What you are asked to do | Quote each record exactly, please, leaving none out.

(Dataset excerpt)
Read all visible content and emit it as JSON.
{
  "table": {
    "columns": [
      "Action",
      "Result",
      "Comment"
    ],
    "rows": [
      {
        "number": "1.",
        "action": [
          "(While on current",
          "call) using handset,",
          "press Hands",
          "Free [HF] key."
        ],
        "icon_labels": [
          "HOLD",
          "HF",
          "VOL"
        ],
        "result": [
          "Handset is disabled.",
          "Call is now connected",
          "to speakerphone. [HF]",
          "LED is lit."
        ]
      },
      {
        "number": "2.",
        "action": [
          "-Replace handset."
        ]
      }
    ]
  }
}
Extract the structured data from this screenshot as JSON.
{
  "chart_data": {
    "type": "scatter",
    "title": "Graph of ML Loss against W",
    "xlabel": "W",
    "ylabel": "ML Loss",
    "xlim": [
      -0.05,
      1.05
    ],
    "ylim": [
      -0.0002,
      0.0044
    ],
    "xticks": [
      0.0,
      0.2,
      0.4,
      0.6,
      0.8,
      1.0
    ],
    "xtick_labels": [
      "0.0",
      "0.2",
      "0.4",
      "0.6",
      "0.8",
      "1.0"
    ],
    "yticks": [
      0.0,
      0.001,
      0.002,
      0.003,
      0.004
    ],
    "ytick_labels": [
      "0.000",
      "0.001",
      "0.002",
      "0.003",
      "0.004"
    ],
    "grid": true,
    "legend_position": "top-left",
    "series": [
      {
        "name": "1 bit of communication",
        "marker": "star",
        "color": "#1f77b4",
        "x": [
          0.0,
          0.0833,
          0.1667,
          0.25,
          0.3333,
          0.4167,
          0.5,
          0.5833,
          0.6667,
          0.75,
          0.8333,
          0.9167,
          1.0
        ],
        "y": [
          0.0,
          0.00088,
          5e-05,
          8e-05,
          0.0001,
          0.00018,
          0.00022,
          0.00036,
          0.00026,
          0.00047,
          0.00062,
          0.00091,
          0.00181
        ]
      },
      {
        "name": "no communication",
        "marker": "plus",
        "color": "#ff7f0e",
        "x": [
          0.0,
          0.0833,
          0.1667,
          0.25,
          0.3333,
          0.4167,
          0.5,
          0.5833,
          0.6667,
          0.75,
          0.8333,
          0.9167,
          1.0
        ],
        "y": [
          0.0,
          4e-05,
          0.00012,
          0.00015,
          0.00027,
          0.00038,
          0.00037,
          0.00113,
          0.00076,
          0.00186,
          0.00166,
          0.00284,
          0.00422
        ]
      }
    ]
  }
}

Final result |
Read all visible content and emit it as JSON.
{
  "table": {
    "columns": [
      "Action",
      "Result",
      "Comment"
    ],
    "rows": [
      {
        "number": "1.",
        "action": [
          "(While on current",
          "call) using handset,",
          "press Hands",
          "Free [HF] key."
        ],
        "icon_labels": [
          "HOLD",
          "HF",
          "VOL"
        ],
        "result": [
          "Handset is disabled.",
          "Call is now connected",
          "to speakerphone. [HF]",
          "LED is lit."
        ]
      },
      {
        "number": "2.",
        "action": [
          "-Replace handset."
        ]
      }
    ]
  }
}
Extract the structured data from this screenshot as JSON.
{
  "chart_data": {
    "type": "scatter",
    "title": "Graph of ML Loss against W",
    "xlabel": "W",
    "ylabel": "ML Loss",
    "xlim": [
      -0.05,
      1.05
    ],
    "ylim": [
      -0.0002,
      0.0044
    ],
    "xticks": [
      0.0,
      0.2,
      0.4,
      0.6,
      0.8,
      1.0
    ],
    "xtick_labels": [
      "0.0",
      "0.2",
      "0.4",
      "0.6",
      "0.8",
      "1.0"
    ],
    "yticks": [
      0.0,
      0.001,
      0.002,
      0.003,
      0.004
    ],
    "ytick_labels": [
      "0.000",
      "0.001",
      "0.002",
      "0.003",
      "0.004"
    ],
    "grid": true,
    "legend_position": "top-left",
    "series": [
      {
        "name": "1 bit of communication",
        "marker": "star",
        "color": "#1f77b4",
        "x": [
          0.0,
          0.0833,
          0.1667,
          0.25,
          0.3333,
          0.4167,
          0.5,
          0.5833,
          0.6667,
          0.75,
          0.8333,
          0.9167,
          1.0
        ],
        "y": [
          0.0,
          0.00088,
          5e-05,
          8e-05,
          0.0001,
          0.00018,
          0.00022,
          0.00036,
          0.00026,
          0.00047,
          0.00062,
          0.00091,
          0.00181
        ]
      },
      {
        "name": "no communication",
        "marker": "plus",
        "color": "#ff7f0e",
        "x": [
          0.0,
          0.0833,
          0.1667,
          0.25,
          0.3333,
          0.4167,
          0.5,
          0.5833,
          0.6667,
          0.75,
          0.8333,
          0.9167,
          1.0
        ],
        "y": [
          0.0,
          4e-05,
          0.00012,
          0.00015,
          0.00027,
          0.00038,
          0.00037,
          0.00113,
          0.00076,
          0.00186,
          0.00166,
          0.00284,
          0.00422
        ]
      }
    ]
  }
}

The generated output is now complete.